WHAT YOU WILL DO
Every entry must be duplicated precisely as written.

INPUT MATERIAL
§

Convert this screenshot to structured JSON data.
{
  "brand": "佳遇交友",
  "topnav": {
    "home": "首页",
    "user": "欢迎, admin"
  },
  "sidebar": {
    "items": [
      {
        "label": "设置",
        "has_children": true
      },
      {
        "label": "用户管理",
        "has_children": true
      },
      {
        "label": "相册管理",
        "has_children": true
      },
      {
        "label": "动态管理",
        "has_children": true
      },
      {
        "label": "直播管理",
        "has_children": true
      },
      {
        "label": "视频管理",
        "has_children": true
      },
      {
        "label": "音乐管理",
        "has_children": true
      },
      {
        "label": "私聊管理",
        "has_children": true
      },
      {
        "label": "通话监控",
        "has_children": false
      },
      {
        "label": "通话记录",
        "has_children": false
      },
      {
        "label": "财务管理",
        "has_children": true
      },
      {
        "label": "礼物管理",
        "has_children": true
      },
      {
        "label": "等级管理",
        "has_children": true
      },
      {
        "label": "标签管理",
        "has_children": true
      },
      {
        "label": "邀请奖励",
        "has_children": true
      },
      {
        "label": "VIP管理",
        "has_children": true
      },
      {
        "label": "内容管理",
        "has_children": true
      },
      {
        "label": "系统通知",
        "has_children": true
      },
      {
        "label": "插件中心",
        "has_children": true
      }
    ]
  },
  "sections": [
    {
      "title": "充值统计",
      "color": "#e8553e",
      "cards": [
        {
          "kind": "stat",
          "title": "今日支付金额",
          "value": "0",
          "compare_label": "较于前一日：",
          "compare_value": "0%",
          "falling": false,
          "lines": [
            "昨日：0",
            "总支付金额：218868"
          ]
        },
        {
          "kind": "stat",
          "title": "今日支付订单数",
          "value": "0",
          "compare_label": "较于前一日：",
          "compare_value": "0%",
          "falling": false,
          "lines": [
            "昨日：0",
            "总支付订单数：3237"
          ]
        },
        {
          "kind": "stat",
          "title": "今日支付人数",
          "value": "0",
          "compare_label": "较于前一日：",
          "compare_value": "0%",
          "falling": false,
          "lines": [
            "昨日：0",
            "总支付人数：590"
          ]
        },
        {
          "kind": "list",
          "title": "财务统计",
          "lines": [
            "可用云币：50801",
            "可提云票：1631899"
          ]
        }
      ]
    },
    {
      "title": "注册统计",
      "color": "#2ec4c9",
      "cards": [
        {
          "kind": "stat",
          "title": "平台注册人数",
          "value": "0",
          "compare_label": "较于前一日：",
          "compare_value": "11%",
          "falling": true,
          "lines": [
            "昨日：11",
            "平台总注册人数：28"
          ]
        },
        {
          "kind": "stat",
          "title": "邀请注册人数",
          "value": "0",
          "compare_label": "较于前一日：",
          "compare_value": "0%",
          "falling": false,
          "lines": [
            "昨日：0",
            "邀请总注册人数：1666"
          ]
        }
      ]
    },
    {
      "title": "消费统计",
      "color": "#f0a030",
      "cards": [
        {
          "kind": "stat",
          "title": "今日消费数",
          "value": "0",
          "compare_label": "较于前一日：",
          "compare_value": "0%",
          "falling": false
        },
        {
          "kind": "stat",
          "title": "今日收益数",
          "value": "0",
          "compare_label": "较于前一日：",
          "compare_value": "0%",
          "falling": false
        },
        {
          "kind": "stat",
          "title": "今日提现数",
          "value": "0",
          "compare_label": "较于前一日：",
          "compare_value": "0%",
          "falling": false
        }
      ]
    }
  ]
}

§

SOLUTION FOR THIS PROBLEM
Convert this screenshot to structured JSON data.
{
  "brand": "佳遇交友",
  "topnav": {
    "home": "首页",
    "user": "欢迎, admin"
  },
  "sidebar": {
    "items": [
      {
        "label": "设置",
        "has_children": true
      },
      {
        "label": "用户管理",
        "has_children": true
      },
      {
        "label": "相册管理",
        "has_children": true
      },
      {
        "label": "动态管理",
        "has_children": true
      },
      {
        "label": "直播管理",
        "has_children": true
      },
      {
        "label": "视频管理",
        "has_children": true
      },
      {
        "label": "音乐管理",
        "has_children": true
      },
      {
        "label": "私聊管理",
        "has_children": true
      },
      {
        "label": "通话监控",
        "has_children": false
      },
      {
        "label": "通话记录",
        "has_children": false
      },
      {
        "label": "财务管理",
        "has_children": true
      },
      {
        "label": "礼物管理",
        "has_children": true
      },
      {
        "label": "等级管理",
        "has_children": true
      },
      {
        "label": "标签管理",
        "has_children": true
      },
      {
        "label": "邀请奖励",
        "has_children": true
      },
      {
        "label": "VIP管理",
        "has_children": true
      },
      {
        "label": "内容管理",
        "has_children": true
      },
      {
        "label": "系统通知",
        "has_children": true
      },
      {
        "label": "插件中心",
        "has_children": true
      }
    ]
  },
  "sections": [
    {
      "title": "充值统计",
      "color": "#e8553e",
      "cards": [
        {
          "kind": "stat",
          "title": "今日支付金额",
          "value": "0",
          "compare_label": "较于前一日：",
          "compare_value": "0%",
          "falling": false,
          "lines": [
            "昨日：0",
            "总支付金额：218868"
          ]
        },
        {
          "kind": "stat",
          "title": "今日支付订单数",
          "value": "0",
          "compare_label": "较于前一日：",
          "compare_value": "0%",
          "falling": false,
          "lines": [
            "昨日：0",
            "总支付订单数：3237"
          ]
        },
        {
          "kind": "stat",
          "title": "今日支付人数",
          "value": "0",
          "compare_label": "较于前一日：",
          "compare_value": "0%",
          "falling": false,
          "lines": [
            "昨日：0",
            "总支付人数：590"
          ]
        },
        {
          "kind": "list",
          "title": "财务统计",
          "lines": [
            "可用云币：50801",
            "可提云票：1631899"
          ]
        }
      ]
    },
    {
      "title": "注册统计",
      "color": "#2ec4c9",
      "cards": [
        {
          "kind": "stat",
          "title": "平台注册人数",
          "value": "0",
          "compare_label": "较于前一日：",
          "compare_value": "11%",
          "falling": true,
          "lines": [
            "昨日：11",
            "平台总注册人数：28"
          ]
        },
        {
          "kind": "stat",
          "title": "邀请注册人数",
          "value": "0",
          "compare_label": "较于前一日：",
          "compare_value": "0%",
          "falling": false,
          "lines": [
            "昨日：0",
            "邀请总注册人数：1666"
          ]
        }
      ]
    },
    {
      "title": "消费统计",
      "color": "#f0a030",
      "cards": [
        {
          "kind": "stat",
          "title": "今日消费数",
          "value": "0",
          "compare_label": "较于前一日：",
          "compare_value": "0%",
          "falling": false
        },
        {
          "kind": "stat",
          "title": "今日收益数",
          "value": "0",
          "compare_label": "较于前一日：",
          "compare_value": "0%",
          "falling": false
        },
        {
          "kind": "stat",
          "title": "今日提现数",
          "value": "0",
          "compare_label": "较于前一日：",
          "compare_value": "0%",
          "falling": false
        }
      ]
    }
  ]
}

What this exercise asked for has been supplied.